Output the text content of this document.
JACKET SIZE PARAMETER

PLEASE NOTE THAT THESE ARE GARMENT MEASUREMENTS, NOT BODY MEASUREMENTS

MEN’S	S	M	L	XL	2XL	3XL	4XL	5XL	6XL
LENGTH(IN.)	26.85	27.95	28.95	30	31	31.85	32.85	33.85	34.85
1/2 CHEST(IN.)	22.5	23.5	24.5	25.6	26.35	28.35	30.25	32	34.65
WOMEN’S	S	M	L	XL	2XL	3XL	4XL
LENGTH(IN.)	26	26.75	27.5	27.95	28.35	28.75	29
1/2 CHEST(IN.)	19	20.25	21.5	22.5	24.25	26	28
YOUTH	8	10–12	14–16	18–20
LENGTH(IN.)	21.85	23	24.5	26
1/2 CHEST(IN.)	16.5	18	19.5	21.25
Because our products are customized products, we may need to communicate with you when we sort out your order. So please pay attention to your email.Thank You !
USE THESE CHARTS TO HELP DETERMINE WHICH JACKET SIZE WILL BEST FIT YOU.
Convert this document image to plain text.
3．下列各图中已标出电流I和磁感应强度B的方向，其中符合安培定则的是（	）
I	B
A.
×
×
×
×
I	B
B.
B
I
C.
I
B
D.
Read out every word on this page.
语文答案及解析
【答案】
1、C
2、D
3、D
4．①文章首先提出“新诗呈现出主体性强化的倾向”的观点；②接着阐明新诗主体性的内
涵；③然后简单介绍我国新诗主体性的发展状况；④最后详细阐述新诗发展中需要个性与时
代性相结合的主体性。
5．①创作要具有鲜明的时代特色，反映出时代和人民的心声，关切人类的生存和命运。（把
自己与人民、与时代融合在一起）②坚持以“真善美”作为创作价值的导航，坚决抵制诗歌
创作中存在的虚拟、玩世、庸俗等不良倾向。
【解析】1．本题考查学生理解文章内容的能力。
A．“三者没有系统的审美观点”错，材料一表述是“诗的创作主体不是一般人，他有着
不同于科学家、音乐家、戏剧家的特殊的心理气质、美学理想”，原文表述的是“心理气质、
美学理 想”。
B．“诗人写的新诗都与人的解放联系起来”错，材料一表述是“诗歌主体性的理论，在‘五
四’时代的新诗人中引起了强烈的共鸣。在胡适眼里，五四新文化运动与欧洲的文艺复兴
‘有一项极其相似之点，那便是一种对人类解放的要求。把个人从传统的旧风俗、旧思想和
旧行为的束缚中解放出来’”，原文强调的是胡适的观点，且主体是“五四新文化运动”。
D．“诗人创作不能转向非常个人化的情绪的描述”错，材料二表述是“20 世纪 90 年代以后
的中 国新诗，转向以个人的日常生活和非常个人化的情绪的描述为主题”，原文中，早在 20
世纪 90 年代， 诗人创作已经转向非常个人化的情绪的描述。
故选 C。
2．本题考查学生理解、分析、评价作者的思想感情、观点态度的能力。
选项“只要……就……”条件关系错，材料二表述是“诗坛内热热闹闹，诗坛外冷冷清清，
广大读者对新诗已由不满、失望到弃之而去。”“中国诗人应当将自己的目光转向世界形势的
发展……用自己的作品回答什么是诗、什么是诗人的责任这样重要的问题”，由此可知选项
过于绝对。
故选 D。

════════════════════

#### [EXERCISE DIRECTIONS]
Make an exact copy of every line from the one with "Convert this document image to plain text." to the end of the data, with the first and last of those lines included.

#### [COMPLETED TASK]
Convert this document image to plain text.
3．下列各图中已标出电流I和磁感应强度B的方向，其中符合安培定则的是（	）
I	B
A.
×
×
×
×
I	B
B.
B
I
C.
I
B
D.
Read out every word on this page.
语文答案及解析
【答案】
1、C
2、D
3、D
4．①文章首先提出“新诗呈现出主体性强化的倾向”的观点；②接着阐明新诗主体性的内
涵；③然后简单介绍我国新诗主体性的发展状况；④最后详细阐述新诗发展中需要个性与时
代性相结合的主体性。
5．①创作要具有鲜明的时代特色，反映出时代和人民的心声，关切人类的生存和命运。（把
自己与人民、与时代融合在一起）②坚持以“真善美”作为创作价值的导航，坚决抵制诗歌
创作中存在的虚拟、玩世、庸俗等不良倾向。
【解析】1．本题考查学生理解文章内容的能力。
A．“三者没有系统的审美观点”错，材料一表述是“诗的创作主体不是一般人，他有着
不同于科学家、音乐家、戏剧家的特殊的心理气质、美学理想”，原文表述的是“心理气质、
美学理 想”。
B．“诗人写的新诗都与人的解放联系起来”错，材料一表述是“诗歌主体性的理论，在‘五
四’时代的新诗人中引起了强烈的共鸣。在胡适眼里，五四新文化运动与欧洲的文艺复兴
‘有一项极其相似之点，那便是一种对人类解放的要求。把个人从传统的旧风俗、旧思想和
旧行为的束缚中解放出来’”，原文强调的是胡适的观点，且主体是“五四新文化运动”。
D．“诗人创作不能转向非常个人化的情绪的描述”错，材料二表述是“20 世纪 90 年代以后
的中 国新诗，转向以个人的日常生活和非常个人化的情绪的描述为主题”，原文中，早在 20
世纪 90 年代， 诗人创作已经转向非常个人化的情绪的描述。
故选 C。
2．本题考查学生理解、分析、评价作者的思想感情、观点态度的能力。
选项“只要……就……”条件关系错，材料二表述是“诗坛内热热闹闹，诗坛外冷冷清清，
广大读者对新诗已由不满、失望到弃之而去。”“中国诗人应当将自己的目光转向世界形势的
发展……用自己的作品回答什么是诗、什么是诗人的责任这样重要的问题”，由此可知选项
过于绝对。
故选 D。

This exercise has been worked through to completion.